▶ EXERCISE OBJECTIVE
Quote the full listing word for word.

▶ INFORMATION PROVIDED
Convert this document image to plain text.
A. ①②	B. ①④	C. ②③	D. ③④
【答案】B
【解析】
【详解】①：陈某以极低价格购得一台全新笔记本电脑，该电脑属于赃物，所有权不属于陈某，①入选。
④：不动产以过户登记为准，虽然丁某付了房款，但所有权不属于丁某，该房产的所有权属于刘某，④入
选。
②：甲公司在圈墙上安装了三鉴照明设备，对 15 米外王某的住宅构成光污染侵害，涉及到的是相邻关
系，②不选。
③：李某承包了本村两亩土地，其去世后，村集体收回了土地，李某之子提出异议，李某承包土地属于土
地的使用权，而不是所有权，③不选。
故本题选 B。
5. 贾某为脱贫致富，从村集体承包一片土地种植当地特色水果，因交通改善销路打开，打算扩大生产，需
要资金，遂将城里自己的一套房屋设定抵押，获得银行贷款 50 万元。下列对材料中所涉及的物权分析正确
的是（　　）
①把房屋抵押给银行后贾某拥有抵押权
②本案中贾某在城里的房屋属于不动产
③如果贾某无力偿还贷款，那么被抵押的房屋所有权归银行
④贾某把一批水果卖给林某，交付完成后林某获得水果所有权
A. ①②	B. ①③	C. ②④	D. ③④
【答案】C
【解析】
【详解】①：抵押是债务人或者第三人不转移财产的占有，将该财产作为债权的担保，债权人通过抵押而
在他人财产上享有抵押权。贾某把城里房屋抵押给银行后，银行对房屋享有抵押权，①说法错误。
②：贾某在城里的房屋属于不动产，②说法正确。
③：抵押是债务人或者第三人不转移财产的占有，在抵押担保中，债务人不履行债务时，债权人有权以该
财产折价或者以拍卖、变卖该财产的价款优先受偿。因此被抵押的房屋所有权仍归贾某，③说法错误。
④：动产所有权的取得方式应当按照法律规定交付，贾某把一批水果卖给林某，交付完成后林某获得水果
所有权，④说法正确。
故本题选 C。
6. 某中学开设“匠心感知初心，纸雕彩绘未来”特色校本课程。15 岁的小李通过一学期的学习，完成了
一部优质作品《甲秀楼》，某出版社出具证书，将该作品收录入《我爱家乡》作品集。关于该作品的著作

▶ SOLUTION FOR THIS PROBLEM
Convert this document image to plain text.
A. ①②	B. ①④	C. ②③	D. ③④
【答案】B
【解析】
【详解】①：陈某以极低价格购得一台全新笔记本电脑，该电脑属于赃物，所有权不属于陈某，①入选。
④：不动产以过户登记为准，虽然丁某付了房款，但所有权不属于丁某，该房产的所有权属于刘某，④入
选。
②：甲公司在圈墙上安装了三鉴照明设备，对 15 米外王某的住宅构成光污染侵害，涉及到的是相邻关
系，②不选。
③：李某承包了本村两亩土地，其去世后，村集体收回了土地，李某之子提出异议，李某承包土地属于土
地的使用权，而不是所有权，③不选。
故本题选 B。
5. 贾某为脱贫致富，从村集体承包一片土地种植当地特色水果，因交通改善销路打开，打算扩大生产，需
要资金，遂将城里自己的一套房屋设定抵押，获得银行贷款 50 万元。下列对材料中所涉及的物权分析正确
的是（　　）
①把房屋抵押给银行后贾某拥有抵押权
②本案中贾某在城里的房屋属于不动产
③如果贾某无力偿还贷款，那么被抵押的房屋所有权归银行
④贾某把一批水果卖给林某，交付完成后林某获得水果所有权
A. ①②	B. ①③	C. ②④	D. ③④
【答案】C
【解析】
【详解】①：抵押是债务人或者第三人不转移财产的占有，将该财产作为债权的担保，债权人通过抵押而
在他人财产上享有抵押权。贾某把城里房屋抵押给银行后，银行对房屋享有抵押权，①说法错误。
②：贾某在城里的房屋属于不动产，②说法正确。
③：抵押是债务人或者第三人不转移财产的占有，在抵押担保中，债务人不履行债务时，债权人有权以该
财产折价或者以拍卖、变卖该财产的价款优先受偿。因此被抵押的房屋所有权仍归贾某，③说法错误。
④：动产所有权的取得方式应当按照法律规定交付，贾某把一批水果卖给林某，交付完成后林某获得水果
所有权，④说法正确。
故本题选 C。
6. 某中学开设“匠心感知初心，纸雕彩绘未来”特色校本课程。15 岁的小李通过一学期的学习，完成了
一部优质作品《甲秀楼》，某出版社出具证书，将该作品收录入《我爱家乡》作品集。关于该作品的著作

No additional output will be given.